Do this >>
Give a verbatim copy of the lines below, minus the pictures.

# START OF Data in this exercise

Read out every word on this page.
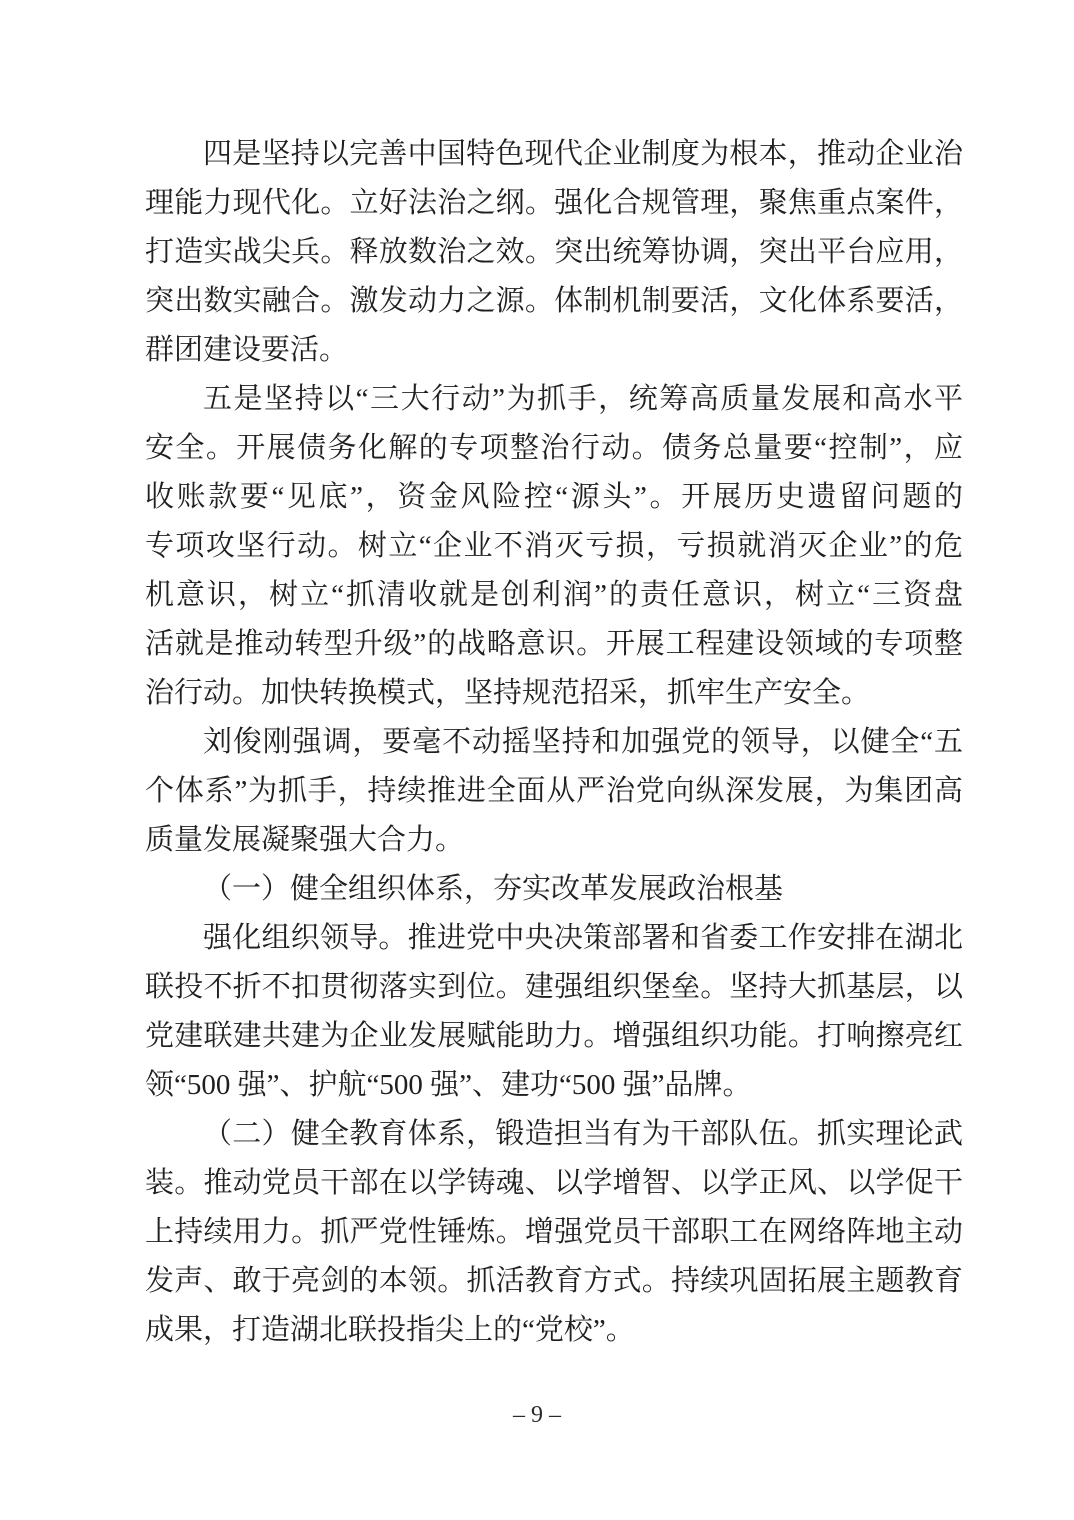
四是坚持以完善中国特色现代企业制度为根本，推动企业治
理能力现代化。立好法治之纲。强化合规管理，聚焦重点案件，
打造实战尖兵。释放数治之效。突出统筹协调，突出平台应用，
突出数实融合。激发动力之源。体制机制要活，文化体系要活，
群团建设要活。
五是坚持以“三大行动”为抓手，统筹高质量发展和高水平
安全。开展债务化解的专项整治行动。债务总量要“控制”，应
收账款要“见底”，资金风险控“源头”。开展历史遗留问题的
专项攻坚行动。树立“企业不消灭亏损，亏损就消灭企业”的危
机意识，树立“抓清收就是创利润”的责任意识，树立“三资盘
活就是推动转型升级”的战略意识。开展工程建设领域的专项整
治行动。加快转换模式，坚持规范招采，抓牢生产安全。
刘俊刚强调，要毫不动摇坚持和加强党的领导，以健全“五
个体系”为抓手，持续推进全面从严治党向纵深发展，为集团高
质量发展凝聚强大合力。
（一）健全组织体系，夯实改革发展政治根基
强化组织领导。推进党中央决策部署和省委工作安排在湖北
联投不折不扣贯彻落实到位。建强组织堡垒。坚持大抓基层，以
党建联建共建为企业发展赋能助力。增强组织功能。打响擦亮红
领“500 强”、护航“500 强”、建功“500 强”品牌。
（二）健全教育体系，锻造担当有为干部队伍。抓实理论武
装。推动党员干部在以学铸魂、以学增智、以学正风、以学促干
上持续用力。抓严党性锤炼。增强党员干部职工在网络阵地主动
发声、敢于亮剑的本领。抓活教育方式。持续巩固拓展主题教育
成果，打造湖北联投指尖上的“党校”。
– 9 –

# END OF Data in this exercise

Task output >>
Read out every word on this page.
四是坚持以完善中国特色现代企业制度为根本，推动企业治
理能力现代化。立好法治之纲。强化合规管理，聚焦重点案件，
打造实战尖兵。释放数治之效。突出统筹协调，突出平台应用，
突出数实融合。激发动力之源。体制机制要活，文化体系要活，
群团建设要活。
五是坚持以“三大行动”为抓手，统筹高质量发展和高水平
安全。开展债务化解的专项整治行动。债务总量要“控制”，应
收账款要“见底”，资金风险控“源头”。开展历史遗留问题的
专项攻坚行动。树立“企业不消灭亏损，亏损就消灭企业”的危
机意识，树立“抓清收就是创利润”的责任意识，树立“三资盘
活就是推动转型升级”的战略意识。开展工程建设领域的专项整
治行动。加快转换模式，坚持规范招采，抓牢生产安全。
刘俊刚强调，要毫不动摇坚持和加强党的领导，以健全“五
个体系”为抓手，持续推进全面从严治党向纵深发展，为集团高
质量发展凝聚强大合力。
（一）健全组织体系，夯实改革发展政治根基
强化组织领导。推进党中央决策部署和省委工作安排在湖北
联投不折不扣贯彻落实到位。建强组织堡垒。坚持大抓基层，以
党建联建共建为企业发展赋能助力。增强组织功能。打响擦亮红
领“500 强”、护航“500 强”、建功“500 强”品牌。
（二）健全教育体系，锻造担当有为干部队伍。抓实理论武
装。推动党员干部在以学铸魂、以学增智、以学正风、以学促干
上持续用力。抓严党性锤炼。增强党员干部职工在网络阵地主动
发声、敢于亮剑的本领。抓活教育方式。持续巩固拓展主题教育
成果，打造湖北联投指尖上的“党校”。
– 9 –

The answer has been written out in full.